DIRECTIONS » Reproduce the records that follow in full, excluding any picture they contain.
BEGIN PROVIDED DATA
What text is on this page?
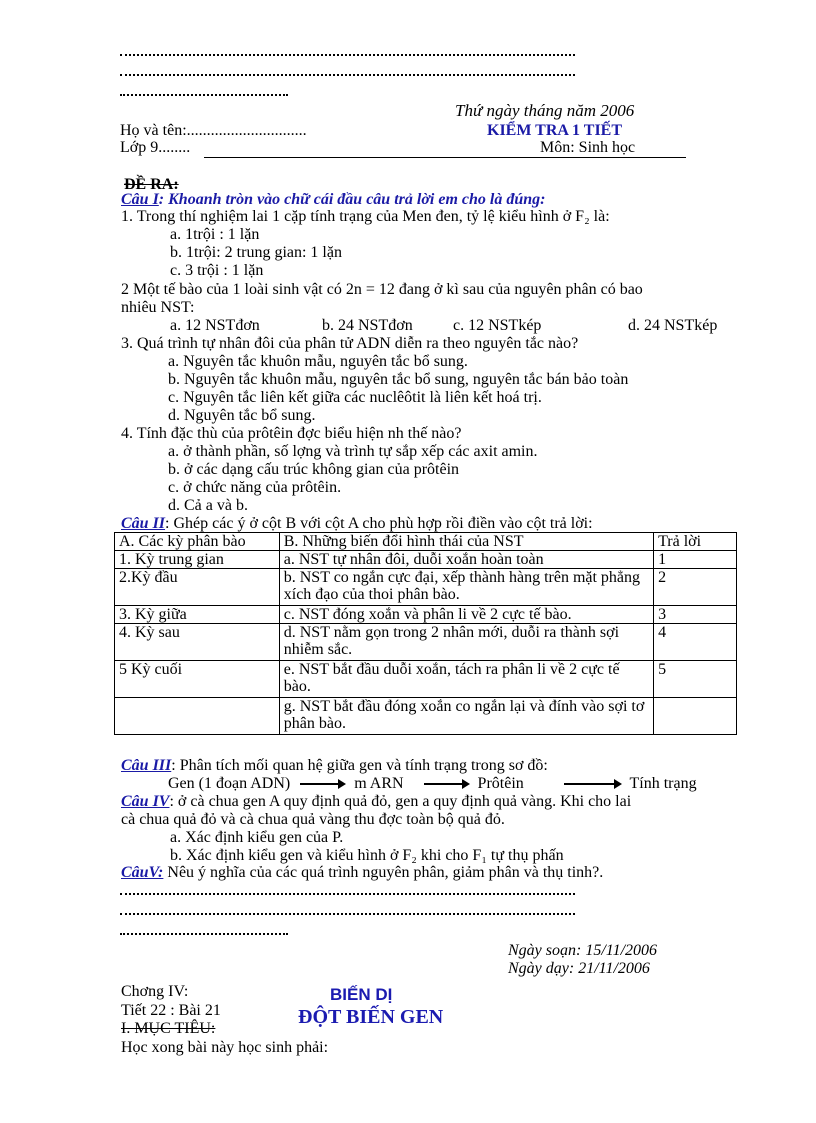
Thứ ngày tháng năm 2006
Họ và tên:..............................	KIỂM TRA 1 TIẾT
Lớp 9........	Môn: Sinh học
ĐỀ RA:
Câu I: Khoanh tròn vào chữ cái đầu câu trả lời em cho là đúng:
1. Trong thí nghiệm lai 1 cặp tính trạng của Men đen, tỷ lệ kiểu hình ở F₂ là:
a. 1trội : 1 lặn
b. 1trội: 2 trung gian: 1 lặn
c. 3 trội : 1 lặn
2 Một tế bào của 1 loài sinh vật có 2n = 12 đang ở kì sau của nguyên phân có bao
nhiêu NST:
a. 12 NSTđơn	b. 24 NSTđơn	c. 12 NSTkép	d. 24 NSTkép
3. Quá trình tự nhân đôi của phân tử ADN diễn ra theo nguyên tắc nào?
a. Nguyên tắc khuôn mẫu, nguyên tắc bổ sung.
b. Nguyên tắc khuôn mẫu, nguyên tắc bổ sung, nguyên tắc bán bảo toàn
c. Nguyên tắc liên kết giữa các nuclêôtit là liên kết hoá trị.
d. Nguyên tắc bổ sung.
4. Tính đặc thù của prôtêin đợc biểu hiện nh thế nào?
a. ở thành phần, số lợng và trình tự sắp xếp các axit amin.
b. ở các dạng cấu trúc không gian của prôtêin
c. ở chức năng của prôtêin.
d. Cả a và b.
Câu II: Ghép các ý ở cột B với cột A cho phù hợp rồi điền vào cột trả lời:
A. Các kỳ phân bào	B. Những biến đổi hình thái của NST	Trả lời
1. Kỳ trung gian	a. NST tự nhân đôi, duỗi xoắn hoàn toàn	1
2.Kỳ đầu	b. NST co ngắn cực đại, xếp thành hàng trên mặt phẳng xích đạo của thoi phân bào.	2
3. Kỳ giữa	c. NST đóng xoắn và phân li về 2 cực tế bào.	3
4. Kỳ sau	d. NST nằm gọn trong 2 nhân mới, duỗi ra thành sợi nhiễm sắc.	4
5 Kỳ cuối	e. NST bắt đầu duỗi xoắn, tách ra phân li về 2 cực tế bào.	5
	g. NST bắt đầu đóng xoắn co ngắn lại và đính vào sợi tơ phân bào.	
Câu III: Phân tích mối quan hệ giữa gen và tính trạng trong sơ đồ:
Gen (1 đoạn ADN)	m ARN	Prôtêin	Tính trạng
Câu IV: ở cà chua gen A quy định quả đỏ, gen a quy định quả vàng. Khi cho lai
cà chua quả đỏ và cà chua quả vàng thu đợc toàn bộ quả đỏ.
a. Xác định kiểu gen của P.
b. Xác định kiểu gen và kiểu hình ở F₂ khi cho F₁ tự thụ phấn
CâuV: Nêu ý nghĩa của các quá trình nguyên phân, giảm phân và thụ tinh?.
Ngày soạn: 15/11/2006
Ngày dạy: 21/11/2006
Chơng IV:
Tiết 22 : Bài 21
BIẾN DỊ
ĐỘT BIẾN GEN
I. MỤC TIÊU:
Học xong bài này học sinh phải:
END PROVIDED DATA
OUTPUT FOR THIS EXERCISE »
What text is on this page?
Thứ ngày tháng năm 2006
Họ và tên:..............................	KIỂM TRA 1 TIẾT
Lớp 9........	Môn: Sinh học
ĐỀ RA:
Câu I: Khoanh tròn vào chữ cái đầu câu trả lời em cho là đúng:
1. Trong thí nghiệm lai 1 cặp tính trạng của Men đen, tỷ lệ kiểu hình ở F₂ là:
a. 1trội : 1 lặn
b. 1trội: 2 trung gian: 1 lặn
c. 3 trội : 1 lặn
2 Một tế bào của 1 loài sinh vật có 2n = 12 đang ở kì sau của nguyên phân có bao
nhiêu NST:
a. 12 NSTđơn	b. 24 NSTđơn	c. 12 NSTkép	d. 24 NSTkép
3. Quá trình tự nhân đôi của phân tử ADN diễn ra theo nguyên tắc nào?
a. Nguyên tắc khuôn mẫu, nguyên tắc bổ sung.
b. Nguyên tắc khuôn mẫu, nguyên tắc bổ sung, nguyên tắc bán bảo toàn
c. Nguyên tắc liên kết giữa các nuclêôtit là liên kết hoá trị.
d. Nguyên tắc bổ sung.
4. Tính đặc thù của prôtêin đợc biểu hiện nh thế nào?
a. ở thành phần, số lợng và trình tự sắp xếp các axit amin.
b. ở các dạng cấu trúc không gian của prôtêin
c. ở chức năng của prôtêin.
d. Cả a và b.
Câu II: Ghép các ý ở cột B với cột A cho phù hợp rồi điền vào cột trả lời:
A. Các kỳ phân bào	B. Những biến đổi hình thái của NST	Trả lời
1. Kỳ trung gian	a. NST tự nhân đôi, duỗi xoắn hoàn toàn	1
2.Kỳ đầu	b. NST co ngắn cực đại, xếp thành hàng trên mặt phẳng xích đạo của thoi phân bào.	2
3. Kỳ giữa	c. NST đóng xoắn và phân li về 2 cực tế bào.	3
4. Kỳ sau	d. NST nằm gọn trong 2 nhân mới, duỗi ra thành sợi nhiễm sắc.	4
5 Kỳ cuối	e. NST bắt đầu duỗi xoắn, tách ra phân li về 2 cực tế bào.	5
	g. NST bắt đầu đóng xoắn co ngắn lại và đính vào sợi tơ phân bào.	
Câu III: Phân tích mối quan hệ giữa gen và tính trạng trong sơ đồ:
Gen (1 đoạn ADN)	m ARN	Prôtêin	Tính trạng
Câu IV: ở cà chua gen A quy định quả đỏ, gen a quy định quả vàng. Khi cho lai
cà chua quả đỏ và cà chua quả vàng thu đợc toàn bộ quả đỏ.
a. Xác định kiểu gen của P.
b. Xác định kiểu gen và kiểu hình ở F₂ khi cho F₁ tự thụ phấn
CâuV: Nêu ý nghĩa của các quá trình nguyên phân, giảm phân và thụ tinh?.
Ngày soạn: 15/11/2006
Ngày dạy: 21/11/2006
Chơng IV:
Tiết 22 : Bài 21
BIẾN DỊ
ĐỘT BIẾN GEN
I. MỤC TIÊU:
Học xong bài này học sinh phải:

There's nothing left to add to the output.